■ **Task directions**: State how many lines contain the string "image", and write nothing else.

■ **Dataset records**:

— Start —

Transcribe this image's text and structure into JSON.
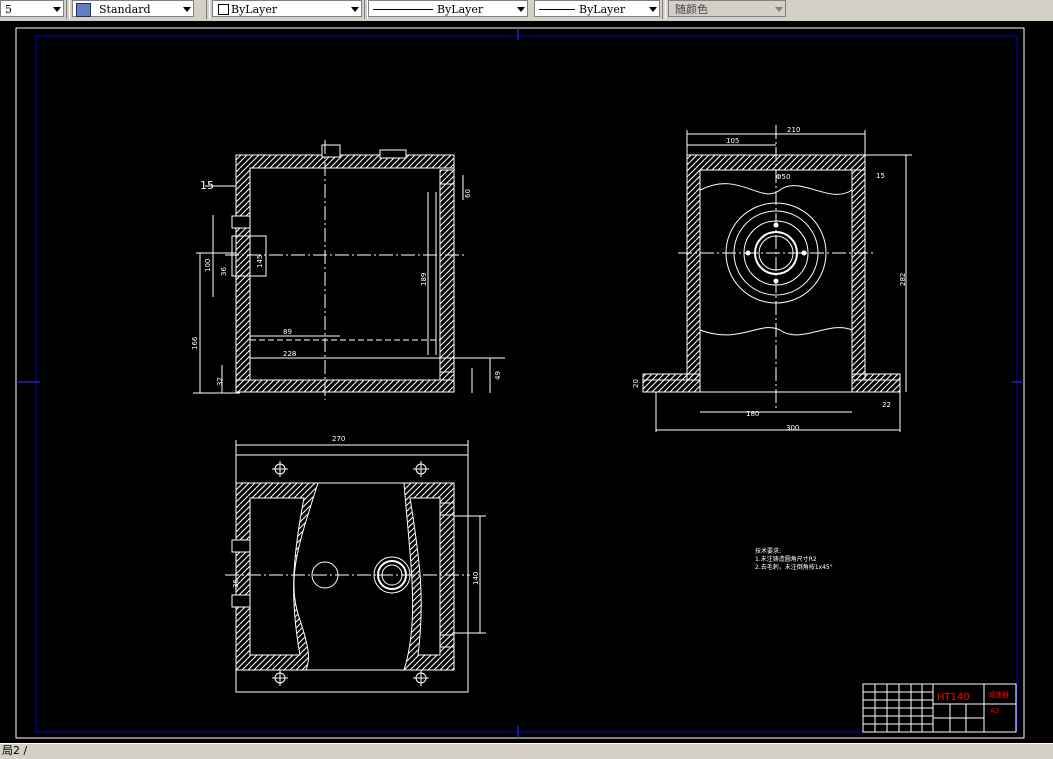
{
  "toolbar": {
    "leading_value": "5",
    "text_style": "Standard",
    "layer_color": "ByLayer",
    "linetype": "ByLayer",
    "lineweight": "ByLayer",
    "plot_style": "随颜色"
  },
  "drawing": {
    "dims_front": {
      "d15": "15",
      "d100": "100",
      "d36": "36",
      "d145": "145",
      "d166": "166",
      "d89": "89",
      "d228": "228",
      "d32": "32",
      "d49": "49",
      "d189": "189",
      "d60": "60"
    },
    "dims_side": {
      "d210": "210",
      "d105": "105",
      "dphi50": "Φ50",
      "d15": "15",
      "d282": "282",
      "d20": "20",
      "d180": "180",
      "d300": "300",
      "d22": "22"
    },
    "dims_top": {
      "d270": "270",
      "d140": "140",
      "d36": "36"
    },
    "notes_title": "技术要求:",
    "notes": [
      "1.未注铸造圆角尺寸R2",
      "2.去毛刺，未注倒角按1x45°"
    ],
    "title_block": {
      "material": "HT140",
      "name": "减速器",
      "sheet": "A3"
    }
  },
  "statusbar": {
    "layout_tab": "局2 /"
  },
  "colors": {
    "background": "#000000",
    "linework": "#ffffff",
    "frame": "#0000cc",
    "cursor": "#3333ff",
    "material": "#ff0000",
    "toolbar": "#d4d0c8"
  }
}
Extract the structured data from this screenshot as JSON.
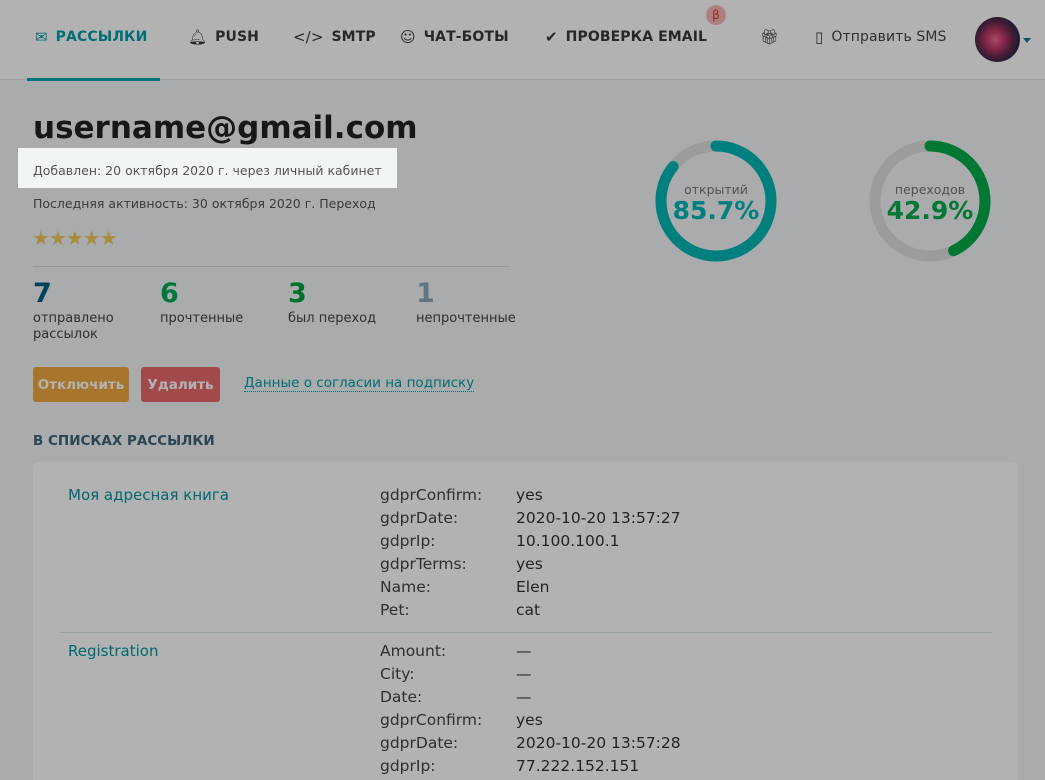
{
  "nav": {
    "tabs": [
      {
        "label": "РАССЫЛКИ",
        "icon": "envelope-icon"
      },
      {
        "label": "PUSH",
        "icon": "bell-icon"
      },
      {
        "label": "SMTP",
        "icon": "code-icon"
      },
      {
        "label": "ЧАТ-БОТЫ",
        "icon": "chat-icon"
      },
      {
        "label": "ПРОВЕРКА EMAIL",
        "icon": "check-circle-icon"
      }
    ],
    "beta": "β",
    "sms": "Отправить SMS"
  },
  "contact": {
    "email": "username@gmail.com",
    "added": "Добавлен: 20 октября 2020 г. через личный кабинет",
    "last_activity": "Последняя активность: 30 октября 2020 г. Переход",
    "rating": 5
  },
  "stats": [
    {
      "value": "7",
      "label": "отправлено рассылок",
      "color": "#005f87"
    },
    {
      "value": "6",
      "label": "прочтенные",
      "color": "#00a85a"
    },
    {
      "value": "3",
      "label": "был переход",
      "color": "#00a040"
    },
    {
      "value": "1",
      "label": "непрочтенные",
      "color": "#8aa8b8"
    }
  ],
  "rings": [
    {
      "label": "открытий",
      "value_text": "85.7%",
      "percent": 85.7,
      "color": "#00b7b7"
    },
    {
      "label": "переходов",
      "value_text": "42.9%",
      "percent": 42.9,
      "color": "#00ab4a"
    }
  ],
  "actions": {
    "disable": "Отключить",
    "delete": "Удалить",
    "consent_link": "Данные о согласии на подписку"
  },
  "lists_title": "В СПИСКАХ РАССЫЛКИ",
  "lists": [
    {
      "name": "Моя адресная книга",
      "fields": [
        [
          "gdprConfirm:",
          "yes"
        ],
        [
          "gdprDate:",
          "2020-10-20 13:57:27"
        ],
        [
          "gdprIp:",
          "10.100.100.1"
        ],
        [
          "gdprTerms:",
          "yes"
        ],
        [
          "Name:",
          "Elen"
        ],
        [
          "Pet:",
          "cat"
        ]
      ]
    },
    {
      "name": "Registration",
      "fields": [
        [
          "Amount:",
          "—"
        ],
        [
          "City:",
          "—"
        ],
        [
          "Date:",
          "—"
        ],
        [
          "gdprConfirm:",
          "yes"
        ],
        [
          "gdprDate:",
          "2020-10-20 13:57:28"
        ],
        [
          "gdprIp:",
          "77.222.152.151"
        ]
      ]
    }
  ]
}
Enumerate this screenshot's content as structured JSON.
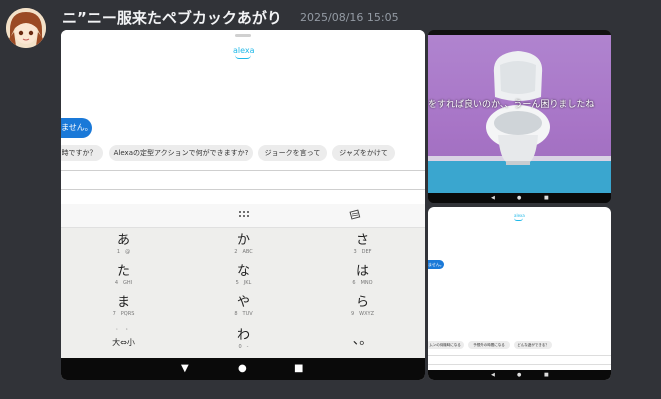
{
  "message": {
    "username": "ニ”ニー服来たペブカックあがり",
    "timestamp": "2025/08/16 15:05"
  },
  "main_screenshot": {
    "alexa_logo": "alexa",
    "bubble_text": "ません。",
    "chips": [
      "時ですか？",
      "Alexaの定型アクションで何ができますか?",
      "ジョークを言って",
      "ジャズをかけて"
    ],
    "keyboard_keys": [
      {
        "main": "あ",
        "sub": "1　@"
      },
      {
        "main": "か",
        "sub": "2　ABC"
      },
      {
        "main": "さ",
        "sub": "3　DEF"
      },
      {
        "main": "た",
        "sub": "4　GHI"
      },
      {
        "main": "な",
        "sub": "5　JKL"
      },
      {
        "main": "は",
        "sub": "6　MNO"
      },
      {
        "main": "ま",
        "sub": "7　PQRS"
      },
      {
        "main": "や",
        "sub": "8　TUV"
      },
      {
        "main": "ら",
        "sub": "9　WXYZ"
      },
      {
        "main": "大⇔小",
        "sub": "゛　゜"
      },
      {
        "main": "わ",
        "sub": "0　-"
      },
      {
        "main": "、。",
        "sub": ""
      }
    ],
    "nav": {
      "back": "▼",
      "home": "●",
      "recents": "■"
    }
  },
  "photo_screenshot": {
    "overlay_text": "をすれば良いのか、、うーん困りましたね",
    "nav": {
      "back": "◀",
      "home": "●",
      "recents": "■"
    }
  },
  "small_screenshot": {
    "alexa_logo": "alexa",
    "bubble_text": "ません。",
    "chips": [
      "ムンの待機時になる",
      "予想外の時間になる",
      "どんな遊ができる？"
    ],
    "nav": {
      "back": "◀",
      "home": "●",
      "recents": "■"
    }
  }
}
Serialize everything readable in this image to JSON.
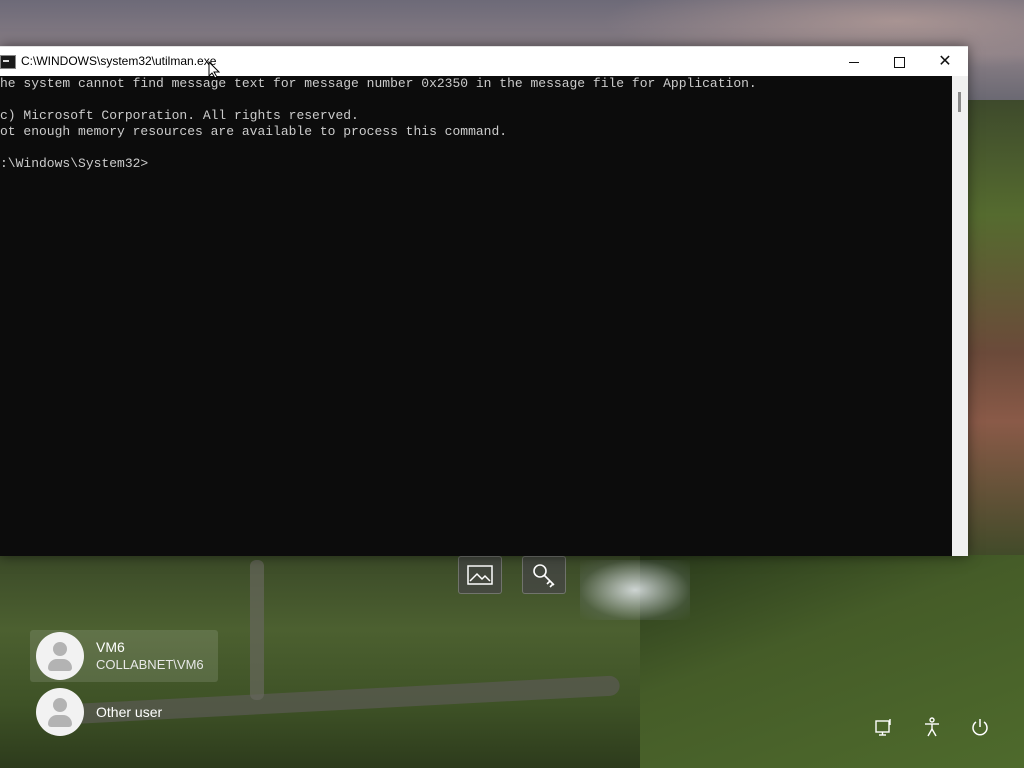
{
  "window": {
    "title": "C:\\WINDOWS\\system32\\utilman.exe",
    "icon": "console-icon",
    "controls": [
      "minimize-icon",
      "maximize-icon",
      "close-icon"
    ]
  },
  "console": {
    "lines": [
      "he system cannot find message text for message number 0x2350 in the message file for Application.",
      "",
      "c) Microsoft Corporation. All rights reserved.",
      "ot enough memory resources are available to process this command.",
      "",
      ":\\Windows\\System32>"
    ]
  },
  "lock_screen": {
    "tiles": [
      "image-icon",
      "key-icon"
    ],
    "users": [
      {
        "name": "VM6",
        "domain": "COLLABNET\\VM6"
      },
      {
        "name": "Other user",
        "domain": ""
      }
    ],
    "tray": [
      "network-icon",
      "accessibility-icon",
      "power-icon"
    ]
  },
  "colors": {
    "console_bg": "#0c0c0c",
    "console_text": "#cccccc",
    "titlebar_bg": "#ffffff"
  }
}
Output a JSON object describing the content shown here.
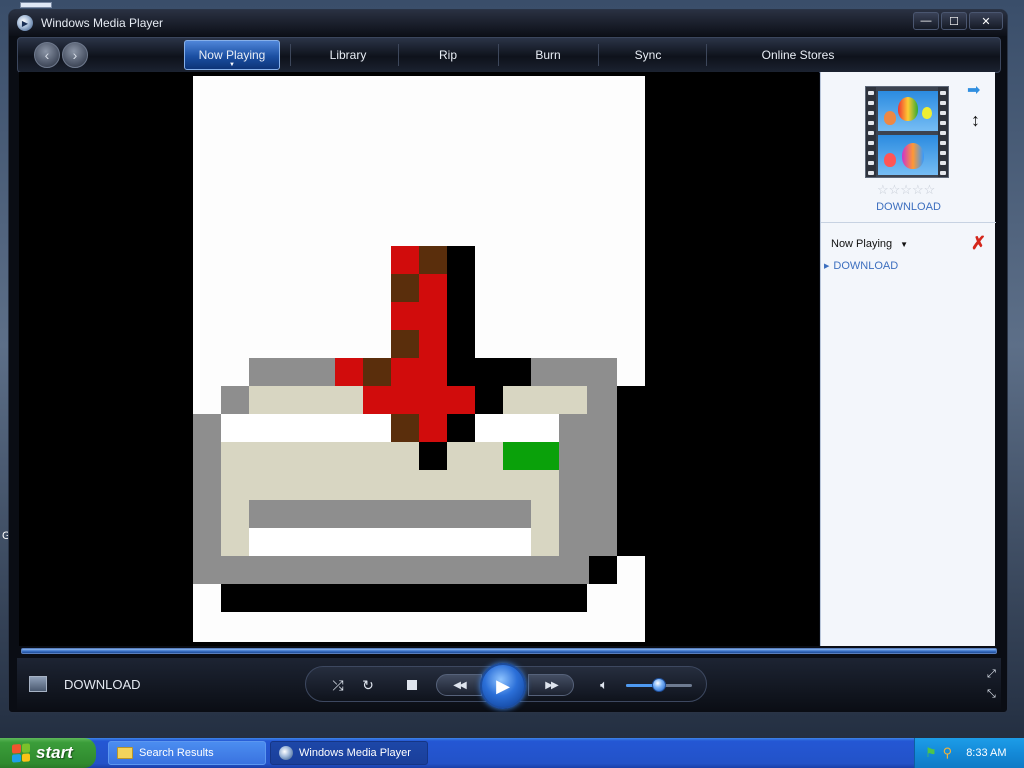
{
  "window": {
    "title": "Windows Media Player",
    "controls": {
      "minimize": "—",
      "maximize": "☐",
      "close": "✕"
    }
  },
  "nav": {
    "back": "‹",
    "forward": "›",
    "tabs": [
      {
        "label": "Now Playing",
        "active": true
      },
      {
        "label": "Library",
        "active": false
      },
      {
        "label": "Rip",
        "active": false
      },
      {
        "label": "Burn",
        "active": false
      },
      {
        "label": "Sync",
        "active": false
      },
      {
        "label": "Online Stores",
        "active": false
      }
    ]
  },
  "right_pane": {
    "art_caption": "DOWNLOAD",
    "rating_stars": "☆☆☆☆☆",
    "playlist_header": "Now Playing",
    "playlist_items": [
      {
        "label": "DOWNLOAD"
      }
    ]
  },
  "controls": {
    "media_title": "DOWNLOAD",
    "volume": 0.5
  },
  "taskbar": {
    "start_label": "start",
    "tasks": [
      {
        "label": "Search Results"
      },
      {
        "label": "Windows Media Player"
      }
    ],
    "clock": "8:33 AM"
  },
  "colors": {
    "accent_blue": "#2b6fd8",
    "taskbar_blue": "#2352c8",
    "start_green": "#3b9d3a",
    "pixel_red": "#d10c0c",
    "pixel_brown": "#5a2e0c",
    "pixel_gray": "#8e8e8e",
    "pixel_beige": "#d8d6c2",
    "pixel_green": "#0aa10a"
  }
}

— End —

■ **Result for this exercise**: 3